TASK DIRECTIONS |
Search the material for the word "title" and copy each line that holds it.

Entries from a dataset:
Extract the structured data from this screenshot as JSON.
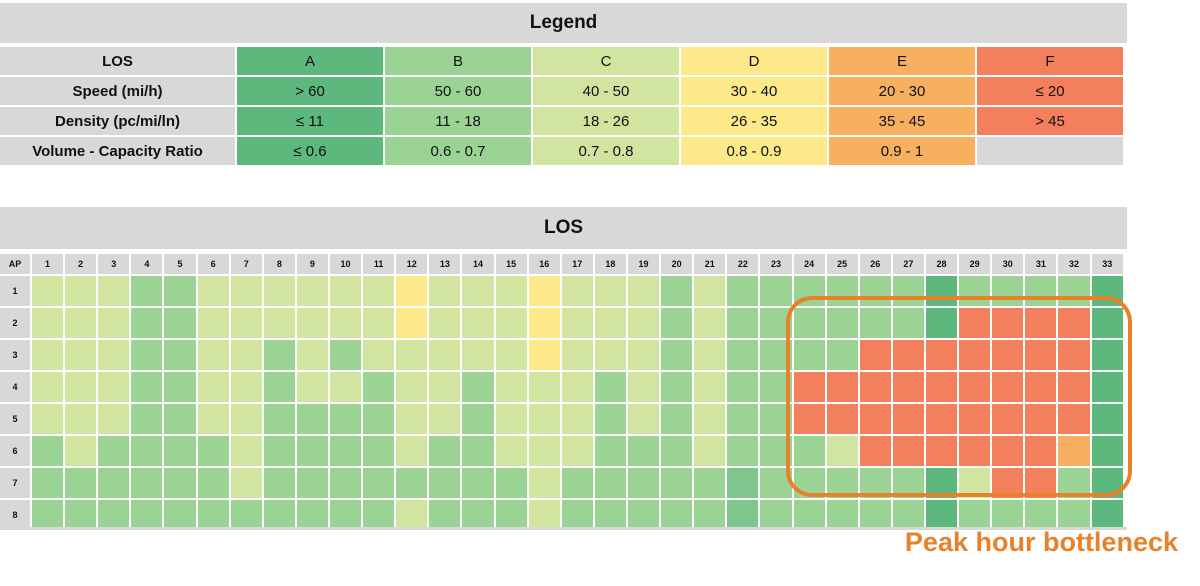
{
  "legend": {
    "title": "Legend",
    "header_label": "LOS",
    "classes": [
      "A",
      "B",
      "C",
      "D",
      "E",
      "F"
    ],
    "colors": {
      "A": "#5cb87d",
      "B": "#9ad394",
      "C": "#d2e5a0",
      "D": "#fde98a",
      "E": "#f7b05f",
      "F": "#f37f5d"
    },
    "rows": [
      {
        "label": "Speed (mi/h)",
        "values": [
          "> 60",
          "50 - 60",
          "40 - 50",
          "30 - 40",
          "20 - 30",
          "≤  20"
        ]
      },
      {
        "label": "Density (pc/mi/ln)",
        "values": [
          "≤  11",
          "11 - 18",
          "18 - 26",
          "26 - 35",
          "35 - 45",
          "> 45"
        ]
      },
      {
        "label": "Volume - Capacity Ratio",
        "values": [
          "≤  0.6",
          "0.6 - 0.7",
          "0.7 - 0.8",
          "0.8 - 0.9",
          "0.9 - 1",
          ""
        ]
      }
    ]
  },
  "chart_data": {
    "type": "heatmap",
    "title": "LOS",
    "row_header": "AP",
    "columns": [
      "1",
      "2",
      "3",
      "4",
      "5",
      "6",
      "7",
      "8",
      "9",
      "10",
      "11",
      "12",
      "13",
      "14",
      "15",
      "16",
      "17",
      "18",
      "19",
      "20",
      "21",
      "22",
      "23",
      "24",
      "25",
      "26",
      "27",
      "28",
      "29",
      "30",
      "31",
      "32",
      "33"
    ],
    "rows": [
      "1",
      "2",
      "3",
      "4",
      "5",
      "6",
      "7",
      "8"
    ],
    "colors": {
      "A": "#5cb87d",
      "A2": "#7fc58e",
      "B": "#9ad394",
      "C": "#d2e5a0",
      "D": "#fde98a",
      "E": "#f7b05f",
      "F": "#f37f5d"
    },
    "values": [
      [
        "C",
        "C",
        "C",
        "B",
        "B",
        "C",
        "C",
        "C",
        "C",
        "C",
        "C",
        "D",
        "C",
        "C",
        "C",
        "D",
        "C",
        "C",
        "C",
        "B",
        "C",
        "B",
        "B",
        "B",
        "B",
        "B",
        "B",
        "A",
        "B",
        "B",
        "B",
        "B",
        "A"
      ],
      [
        "C",
        "C",
        "C",
        "B",
        "B",
        "C",
        "C",
        "C",
        "C",
        "C",
        "C",
        "D",
        "C",
        "C",
        "C",
        "D",
        "C",
        "C",
        "C",
        "B",
        "C",
        "B",
        "B",
        "B",
        "B",
        "B",
        "B",
        "A",
        "F",
        "F",
        "F",
        "F",
        "A"
      ],
      [
        "C",
        "C",
        "C",
        "B",
        "B",
        "C",
        "C",
        "B",
        "C",
        "B",
        "C",
        "C",
        "C",
        "C",
        "C",
        "D",
        "C",
        "C",
        "C",
        "B",
        "C",
        "B",
        "B",
        "B",
        "B",
        "F",
        "F",
        "F",
        "F",
        "F",
        "F",
        "F",
        "A"
      ],
      [
        "C",
        "C",
        "C",
        "B",
        "B",
        "C",
        "C",
        "B",
        "C",
        "C",
        "B",
        "C",
        "C",
        "B",
        "C",
        "C",
        "C",
        "B",
        "C",
        "B",
        "C",
        "B",
        "B",
        "F",
        "F",
        "F",
        "F",
        "F",
        "F",
        "F",
        "F",
        "F",
        "A"
      ],
      [
        "C",
        "C",
        "C",
        "B",
        "B",
        "C",
        "C",
        "B",
        "B",
        "B",
        "B",
        "C",
        "C",
        "B",
        "C",
        "C",
        "C",
        "B",
        "C",
        "B",
        "C",
        "B",
        "B",
        "F",
        "F",
        "F",
        "F",
        "F",
        "F",
        "F",
        "F",
        "F",
        "A"
      ],
      [
        "B",
        "C",
        "B",
        "B",
        "B",
        "B",
        "C",
        "B",
        "B",
        "B",
        "B",
        "C",
        "B",
        "B",
        "C",
        "C",
        "C",
        "B",
        "B",
        "B",
        "C",
        "B",
        "B",
        "B",
        "C",
        "F",
        "F",
        "F",
        "F",
        "F",
        "F",
        "E",
        "A"
      ],
      [
        "B",
        "B",
        "B",
        "B",
        "B",
        "B",
        "C",
        "B",
        "B",
        "B",
        "B",
        "B",
        "B",
        "B",
        "B",
        "C",
        "B",
        "B",
        "B",
        "B",
        "B",
        "A2",
        "B",
        "B",
        "B",
        "B",
        "B",
        "A",
        "C",
        "F",
        "F",
        "B",
        "A"
      ],
      [
        "B",
        "B",
        "B",
        "B",
        "B",
        "B",
        "B",
        "B",
        "B",
        "B",
        "B",
        "C",
        "B",
        "B",
        "B",
        "C",
        "B",
        "B",
        "B",
        "B",
        "B",
        "A2",
        "B",
        "B",
        "B",
        "B",
        "B",
        "A",
        "B",
        "B",
        "B",
        "B",
        "A"
      ]
    ]
  },
  "callout": {
    "text": "Peak hour bottleneck",
    "color": "#e9812b"
  }
}
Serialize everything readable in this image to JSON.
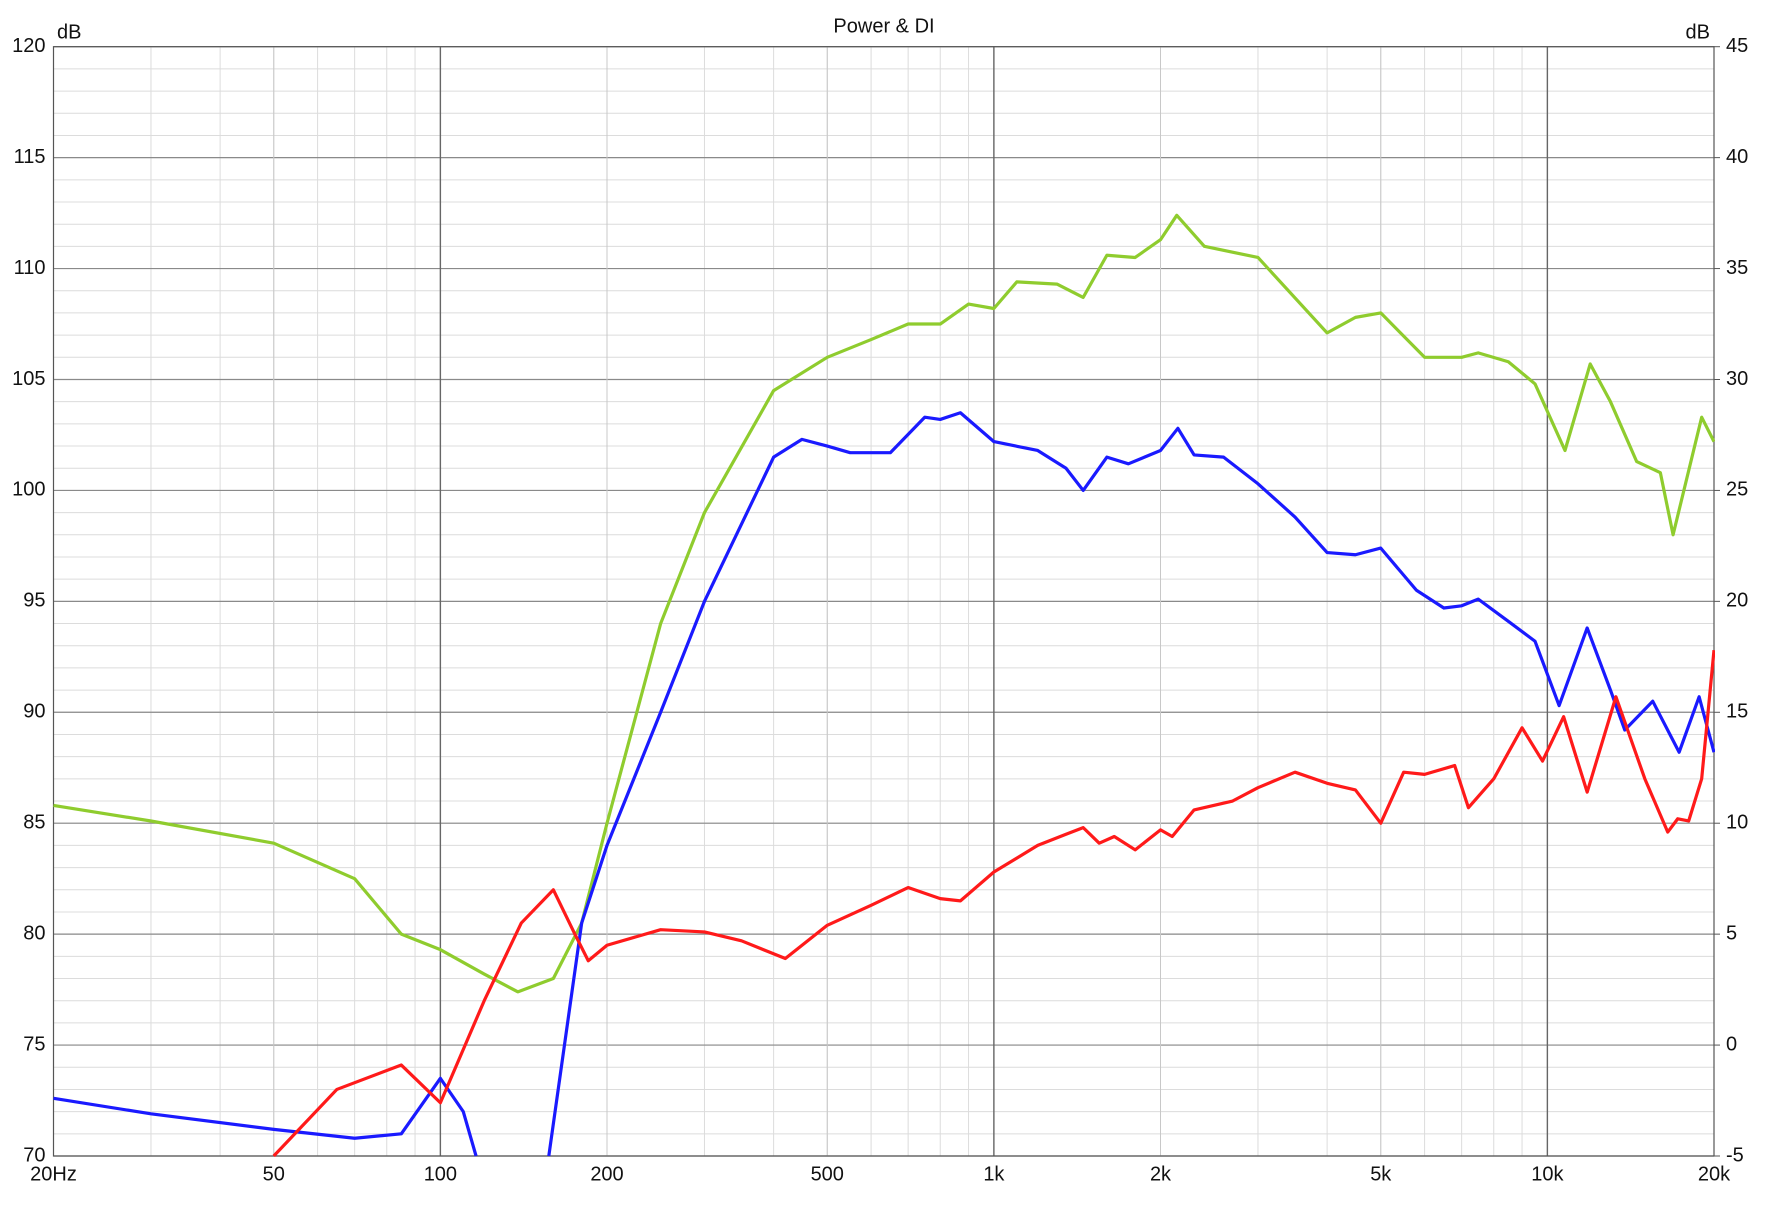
{
  "chart_data": {
    "type": "line",
    "title": "Power & DI",
    "y_label": "dB",
    "y2_label": "dB",
    "xscale": "log",
    "minor_grid": true,
    "xlim": [
      20,
      20000
    ],
    "xticks": [
      {
        "value": 20,
        "label": "20Hz"
      },
      50,
      100,
      200,
      500,
      {
        "value": 1000,
        "label": "1k"
      },
      {
        "value": 2000,
        "label": "2k"
      },
      {
        "value": 5000,
        "label": "5k"
      },
      {
        "value": 10000,
        "label": "10k"
      },
      {
        "value": 20000,
        "label": "20k"
      }
    ],
    "ylim": [
      70,
      120
    ],
    "yticks": [
      70,
      75,
      80,
      85,
      90,
      95,
      100,
      105,
      110,
      115,
      120
    ],
    "y2lim": [
      -5,
      45
    ],
    "y2ticks": [
      -5,
      0,
      5,
      10,
      15,
      20,
      25,
      30,
      35,
      40,
      45
    ],
    "series": [
      {
        "color": "#8fcc2e",
        "x": [
          20,
          30,
          50,
          70,
          85,
          100,
          120,
          138,
          160,
          180,
          200,
          250,
          300,
          400,
          500,
          600,
          700,
          800,
          900,
          1000,
          1100,
          1300,
          1450,
          1600,
          1800,
          2000,
          2140,
          2400,
          3000,
          4000,
          4500,
          5000,
          6000,
          7000,
          7500,
          8500,
          9500,
          10760,
          11950,
          13000,
          14500,
          16000,
          16870,
          19000,
          20000
        ],
        "values": [
          85.8,
          85.1,
          84.1,
          82.5,
          80.0,
          79.3,
          78.2,
          77.4,
          78.0,
          80.5,
          85.0,
          94.0,
          99.0,
          104.5,
          106.0,
          106.8,
          107.5,
          107.5,
          108.4,
          108.2,
          109.4,
          109.3,
          108.7,
          110.6,
          110.5,
          111.3,
          112.4,
          111.0,
          110.5,
          107.1,
          107.8,
          108.0,
          106.0,
          106.0,
          106.2,
          105.8,
          104.8,
          101.8,
          105.7,
          104.0,
          101.3,
          100.8,
          98.0,
          103.3,
          102.2
        ]
      },
      {
        "color": "#1a1aff",
        "x": [
          20,
          30,
          50,
          70,
          85,
          100,
          110,
          116,
          135,
          157,
          180,
          200,
          250,
          300,
          400,
          450,
          500,
          550,
          650,
          750,
          800,
          870,
          1000,
          1200,
          1350,
          1450,
          1600,
          1750,
          2000,
          2150,
          2300,
          2600,
          3000,
          3500,
          4000,
          4500,
          5000,
          5800,
          6500,
          7000,
          7500,
          8500,
          9500,
          10500,
          11800,
          13000,
          13800,
          15500,
          17300,
          18800,
          20000
        ],
        "values": [
          72.6,
          71.9,
          71.2,
          70.8,
          71.0,
          73.5,
          72.0,
          70.0,
          null,
          70.0,
          80.5,
          84.0,
          90.0,
          95.0,
          101.5,
          102.3,
          102.0,
          101.7,
          101.7,
          103.3,
          103.2,
          103.5,
          102.2,
          101.8,
          101.0,
          100.0,
          101.5,
          101.2,
          101.8,
          102.8,
          101.6,
          101.5,
          100.3,
          98.8,
          97.2,
          97.1,
          97.4,
          95.5,
          94.7,
          94.8,
          95.1,
          94.1,
          93.2,
          90.3,
          93.8,
          91.0,
          89.2,
          90.5,
          88.2,
          90.7,
          88.2
        ]
      },
      {
        "color": "#ff1a1a",
        "axis": "y2",
        "x": [
          50,
          65,
          85,
          100,
          120,
          140,
          160,
          175,
          185,
          200,
          250,
          300,
          350,
          420,
          500,
          600,
          700,
          800,
          870,
          1000,
          1200,
          1350,
          1450,
          1550,
          1650,
          1800,
          2000,
          2100,
          2300,
          2700,
          3000,
          3500,
          4000,
          4500,
          5000,
          5500,
          6000,
          6800,
          7200,
          8000,
          9000,
          9800,
          10700,
          11800,
          13300,
          15000,
          16500,
          17200,
          18000,
          19000,
          20000
        ],
        "values": [
          -5.0,
          -2.0,
          -0.9,
          -2.6,
          2.0,
          5.5,
          7.0,
          5.0,
          3.8,
          4.5,
          5.2,
          5.1,
          4.7,
          3.9,
          5.4,
          6.3,
          7.1,
          6.6,
          6.5,
          7.8,
          9.0,
          9.5,
          9.8,
          9.1,
          9.4,
          8.8,
          9.7,
          9.4,
          10.6,
          11.0,
          11.6,
          12.3,
          11.8,
          11.5,
          10.0,
          12.3,
          12.2,
          12.6,
          10.7,
          12.0,
          14.3,
          12.8,
          14.8,
          11.4,
          15.7,
          12.0,
          9.6,
          10.2,
          10.1,
          12.0,
          17.8
        ]
      }
    ]
  }
}
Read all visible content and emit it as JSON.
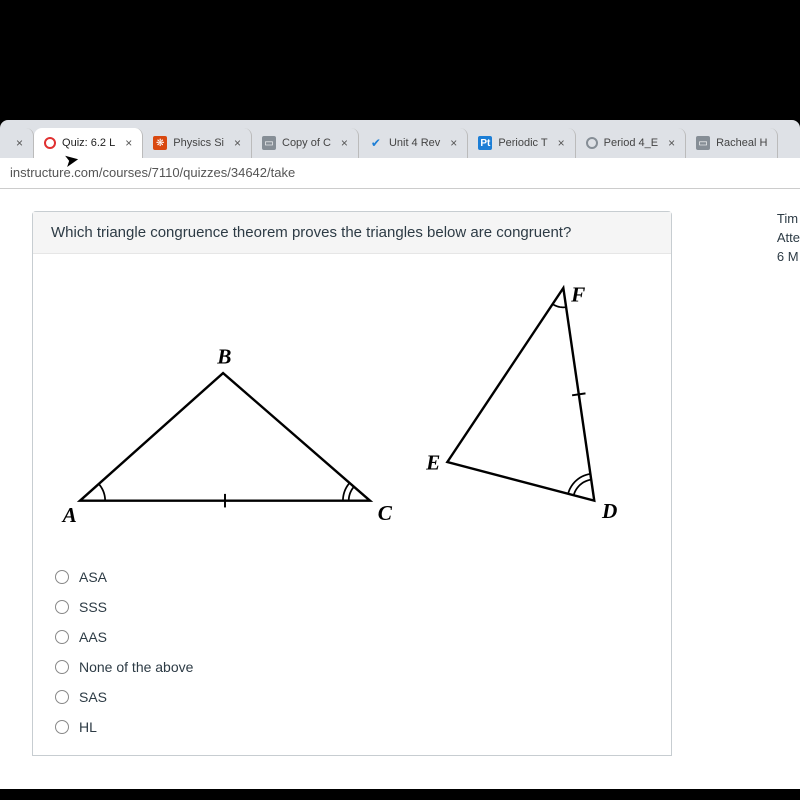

FINISHED EXERCISE |
    "title": "Legend",
    "title": "LOS",
    "title": "Power & DI",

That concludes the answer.